▶ **THE EXERCISE**: Return each line that holds the word "Rhode".

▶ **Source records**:

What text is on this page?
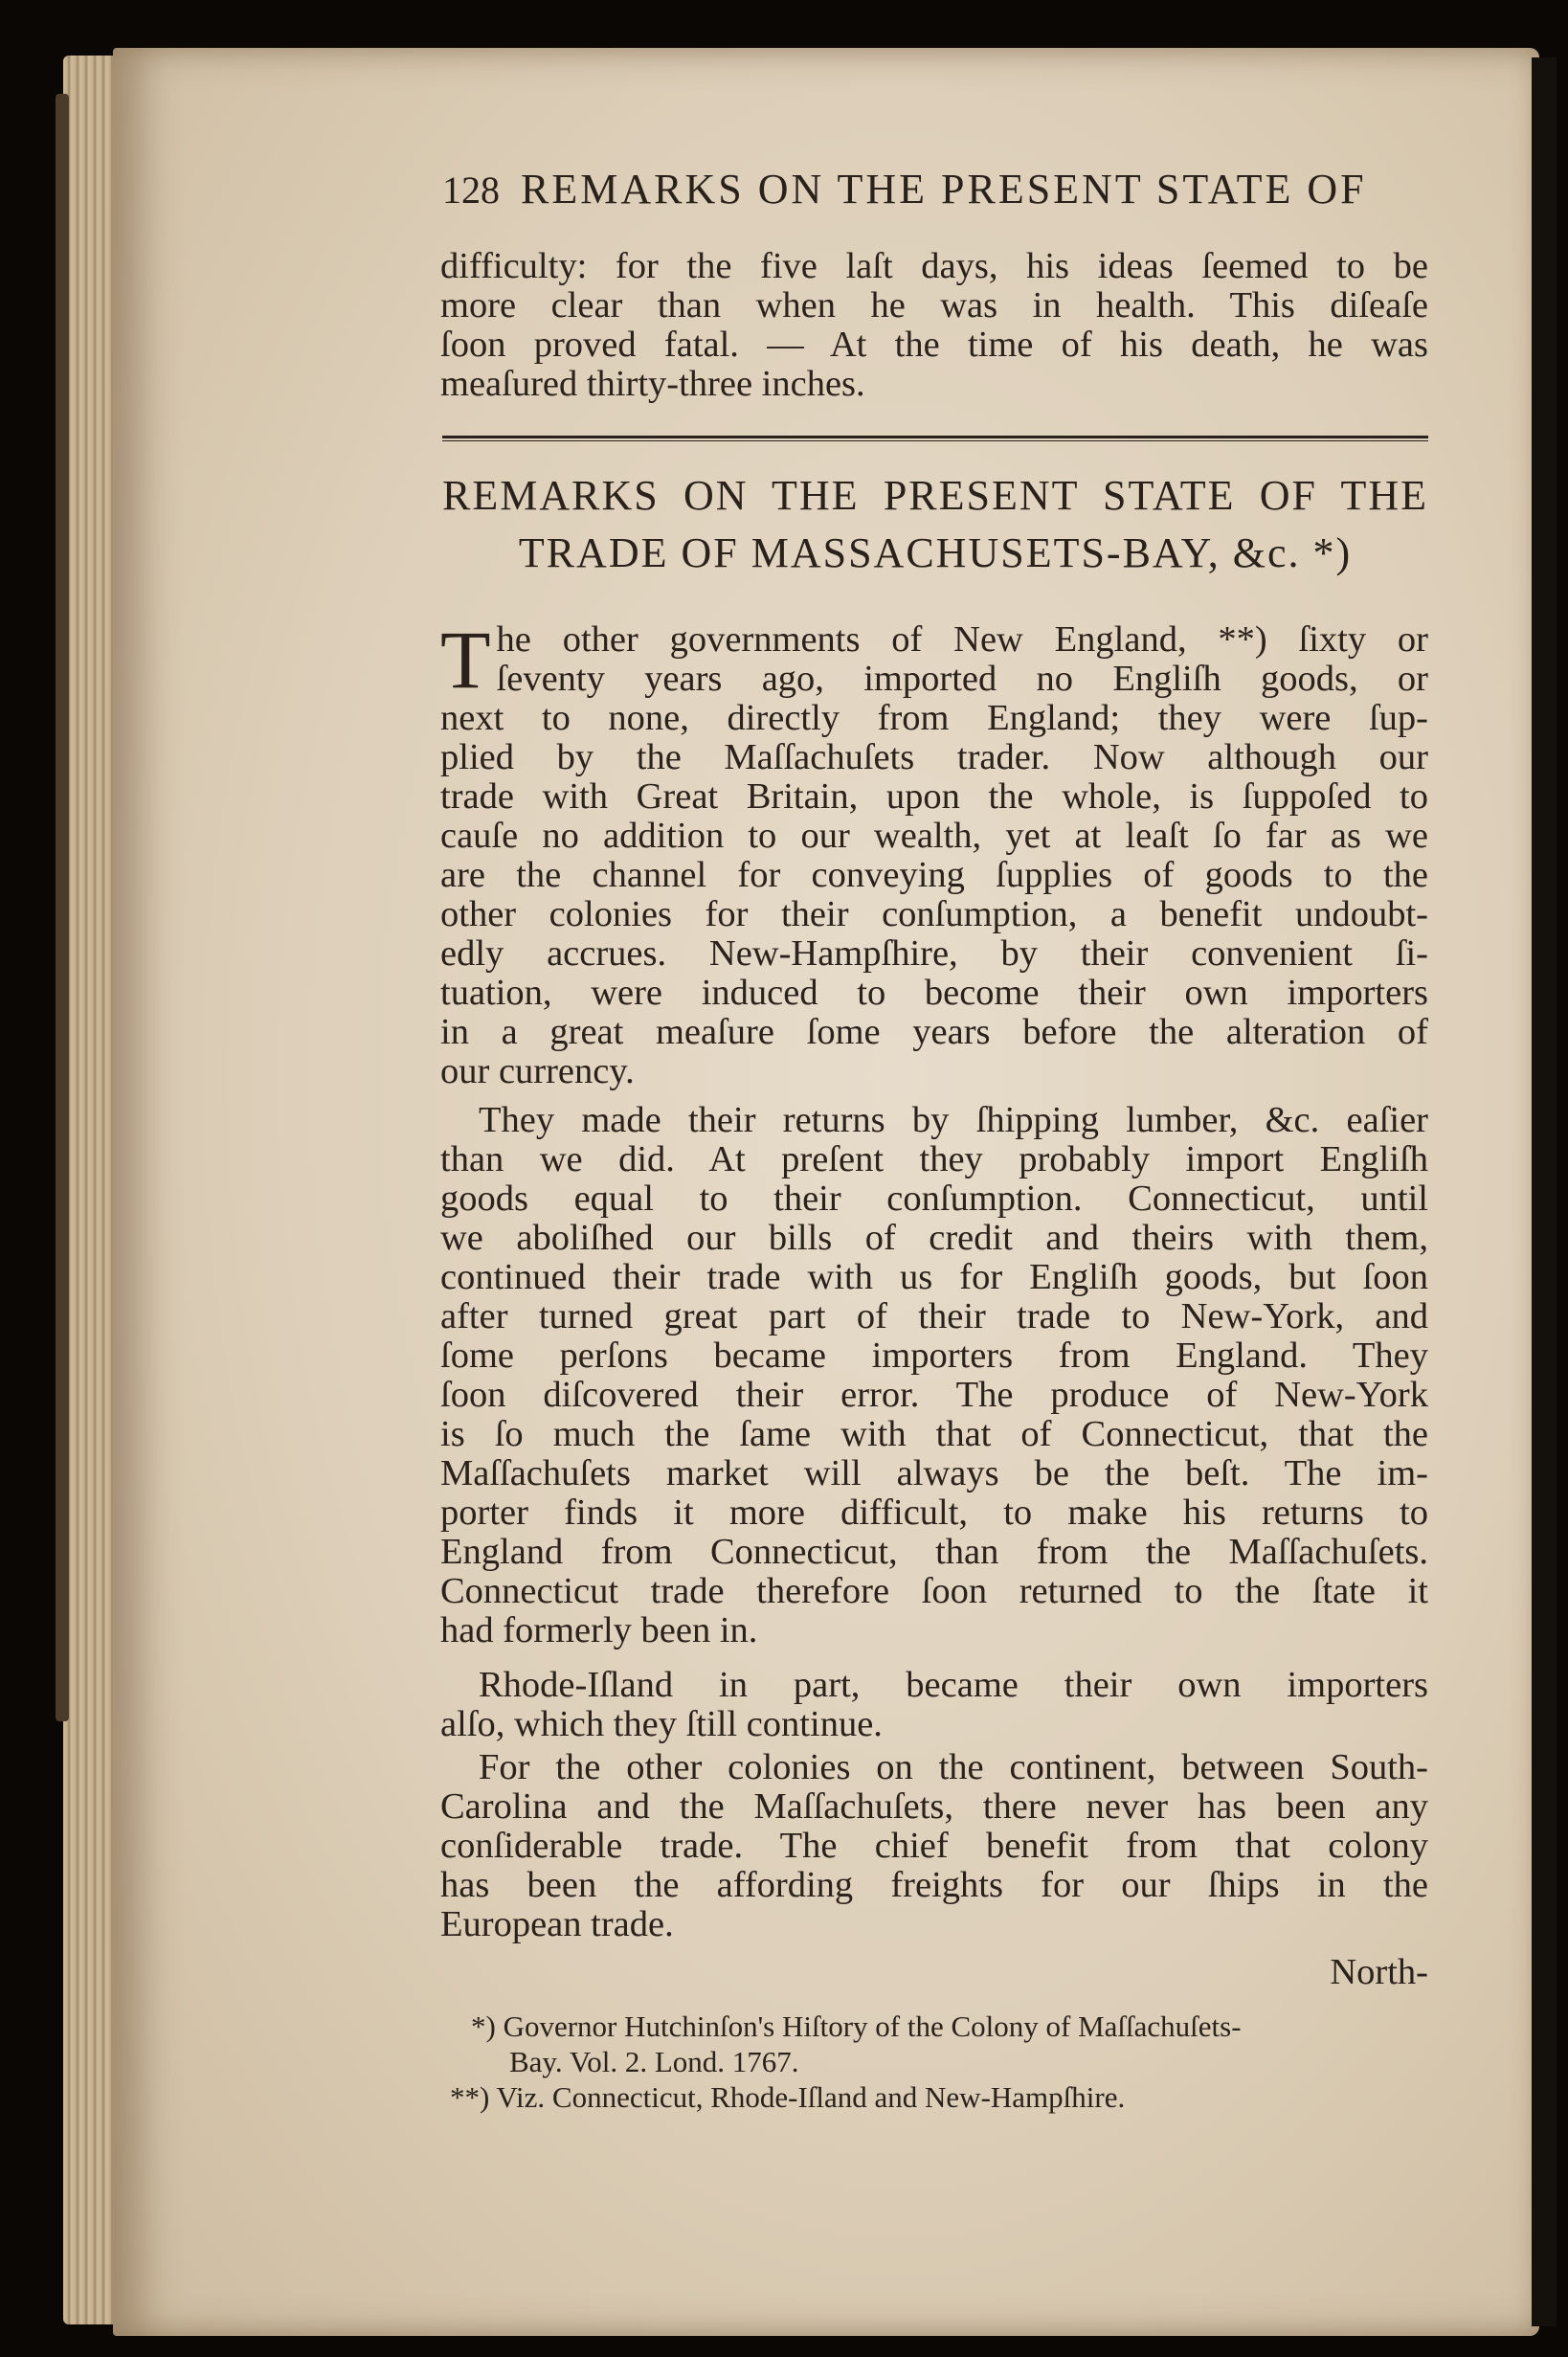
128 REMARKS ON THE PRESENT STATE OF
difficulty: for the five laſt days, his ideas ſeemed to be
more clear than when he was in health. This diſeaſe
ſoon proved fatal. — At the time of his death, he was
meaſured thirty-three inches.
REMARKS ON THE PRESENT STATE OF THE
TRADE OF MASSACHUSETS-BAY, &c. *)
T he other governments of New England, **) ſixty or
ſeventy years ago, imported no Engliſh goods, or
next to none, directly from England; they were ſup-
plied by the Maſſachuſets trader. Now although our
trade with Great Britain, upon the whole, is ſuppoſed to
cauſe no addition to our wealth, yet at leaſt ſo far as we
are the channel for conveying ſupplies of goods to the
other colonies for their conſumption, a benefit undoubt-
edly accrues. New-Hampſhire, by their convenient ſi-
tuation, were induced to become their own importers
in a great meaſure ſome years before the alteration of
our currency.
They made their returns by ſhipping lumber, &c. eaſier
than we did. At preſent they probably import Engliſh
goods equal to their conſumption. Connecticut, until
we aboliſhed our bills of credit and theirs with them,
continued their trade with us for Engliſh goods, but ſoon
after turned great part of their trade to New-York, and
ſome perſons became importers from England. They
ſoon diſcovered their error. The produce of New-York
is ſo much the ſame with that of Connecticut, that the
Maſſachuſets market will always be the beſt. The im-
porter finds it more difficult, to make his returns to
England from Connecticut, than from the Maſſachuſets.
Connecticut trade therefore ſoon returned to the ſtate it
had formerly been in.
Rhode-Iſland in part, became their own importers
alſo, which they ſtill continue.
For the other colonies on the continent, between South-
Carolina and the Maſſachuſets, there never has been any
conſiderable trade. The chief benefit from that colony
has been the affording freights for our ſhips in the
European trade.
North-
*) Governor Hutchinſon's Hiſtory of the Colony of Maſſachuſets-
Bay. Vol. 2. Lond. 1767.
**) Viz. Connecticut, Rhode-Iſland and New-Hampſhire.
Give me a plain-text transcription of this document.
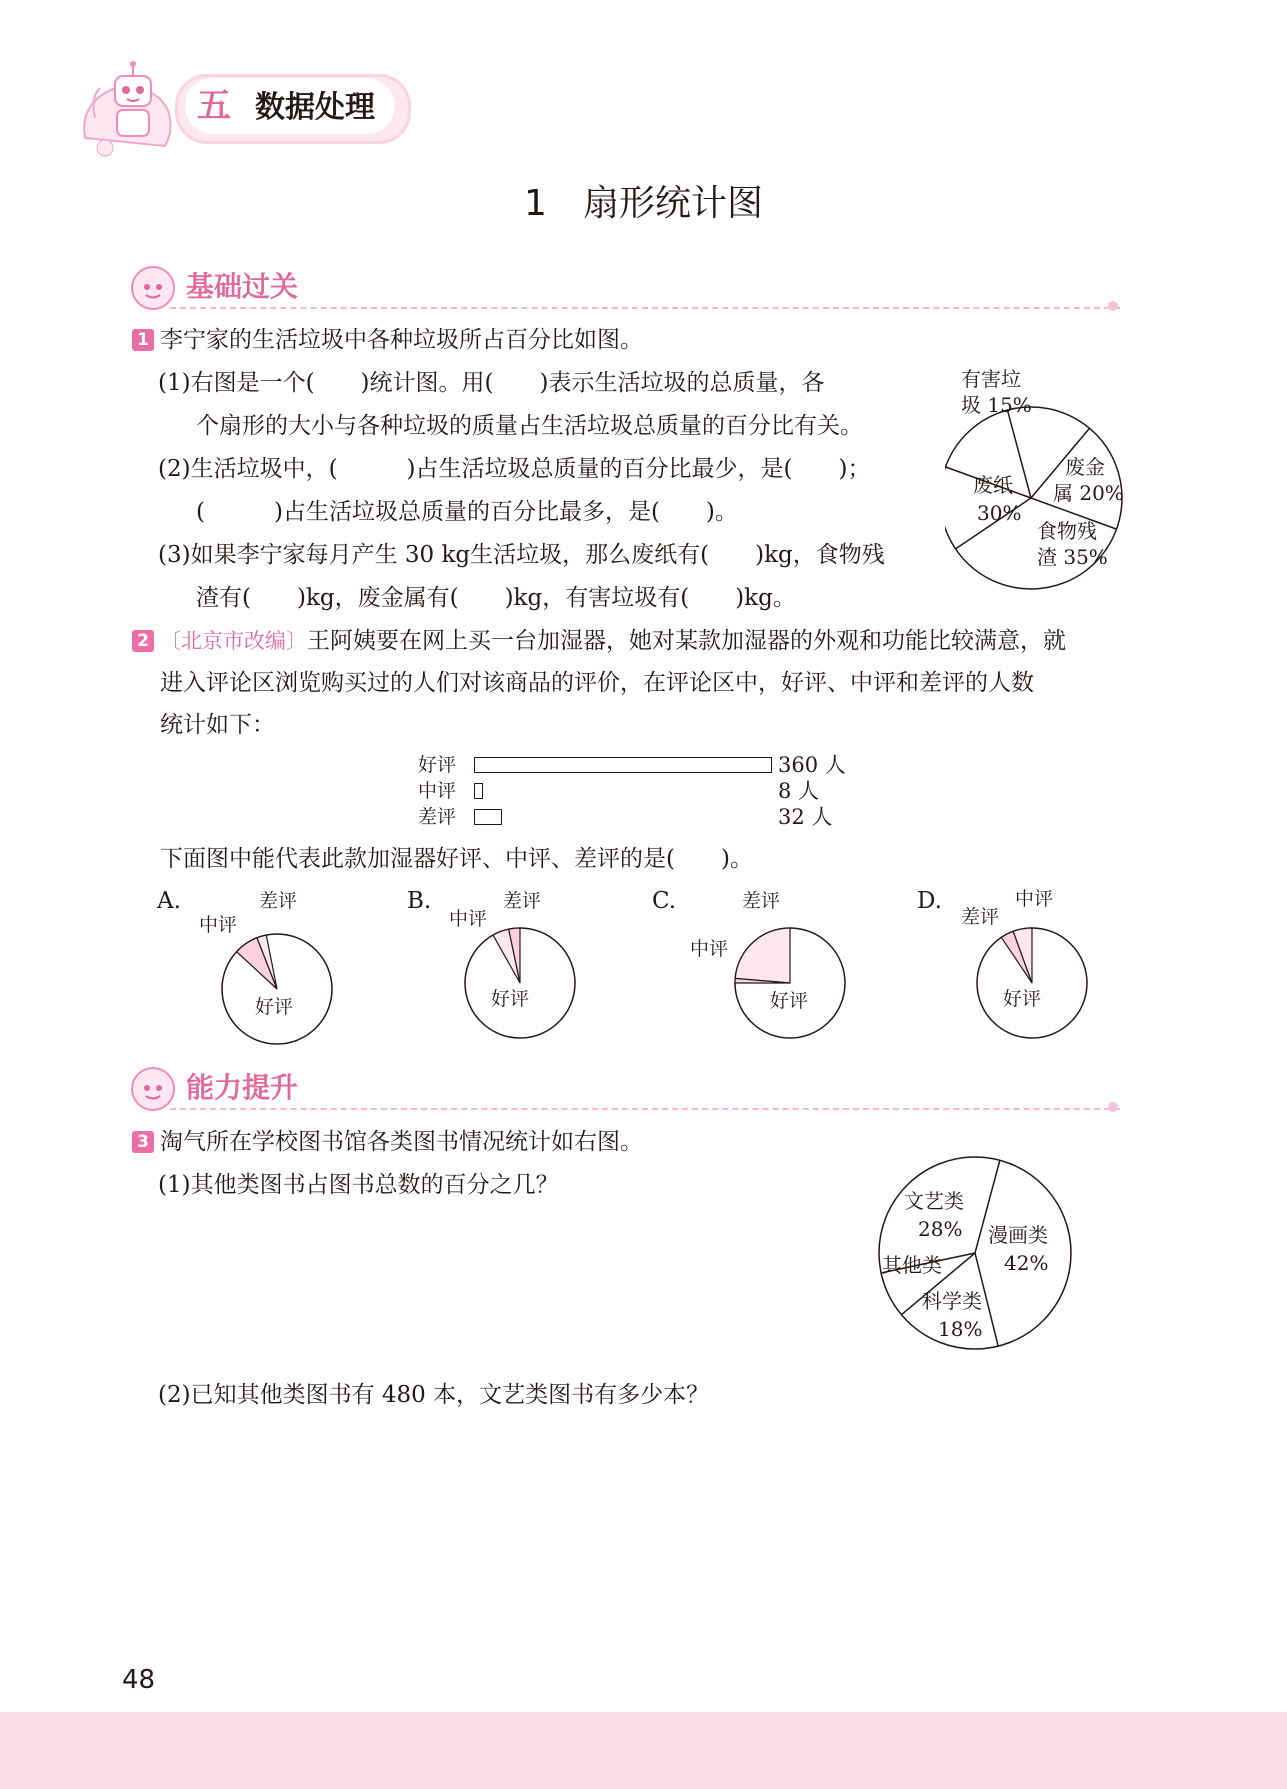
五 数据处理
1　扇形统计图
基础过关
1 李宁家的生活垃圾中各种垃圾所占百分比如图。
(1)右图是一个(　　)统计图。用(　　)表示生活垃圾的总质量，各
个扇形的大小与各种垃圾的质量占生活垃圾总质量的百分比有关。
(2)生活垃圾中，(　　　)占生活垃圾总质量的百分比最少，是(　　)；
(　　　)占生活垃圾总质量的百分比最多，是(　　)。
(3)如果李宁家每月产生 30 kg生活垃圾，那么废纸有(　　)kg，食物残
渣有(　　)kg，废金属有(　　)kg，有害垃圾有(　　)kg。
有害垃
圾 15%
废金
属 20%
废纸
30%
食物残
渣 35%
2 〔北京市改编〕王阿姨要在网上买一台加湿器，她对某款加湿器的外观和功能比较满意，就
进入评论区浏览购买过的人们对该商品的评价，在评论区中，好评、中评和差评的人数
统计如下：
好评	360 人
中评	8 人
差评	32 人
下面图中能代表此款加湿器好评、中评、差评的是(　　)。
A.
中评
差评
好评
B.
中评
差评
好评
C.
中评
差评
好评
D.
差评
中评
好评
能力提升
3 淘气所在学校图书馆各类图书情况统计如右图。
(1)其他类图书占图书总数的百分之几？
文艺类
28% 漫画类
42%
其他类
科学类
18%
(2)已知其他类图书有 480 本，文艺类图书有多少本？
48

▶ **RESPONSE**:
Rhode-Iſland in part, became their own importers
**) Viz. Connecticut, Rhode-Iſland and New-Hampſhire.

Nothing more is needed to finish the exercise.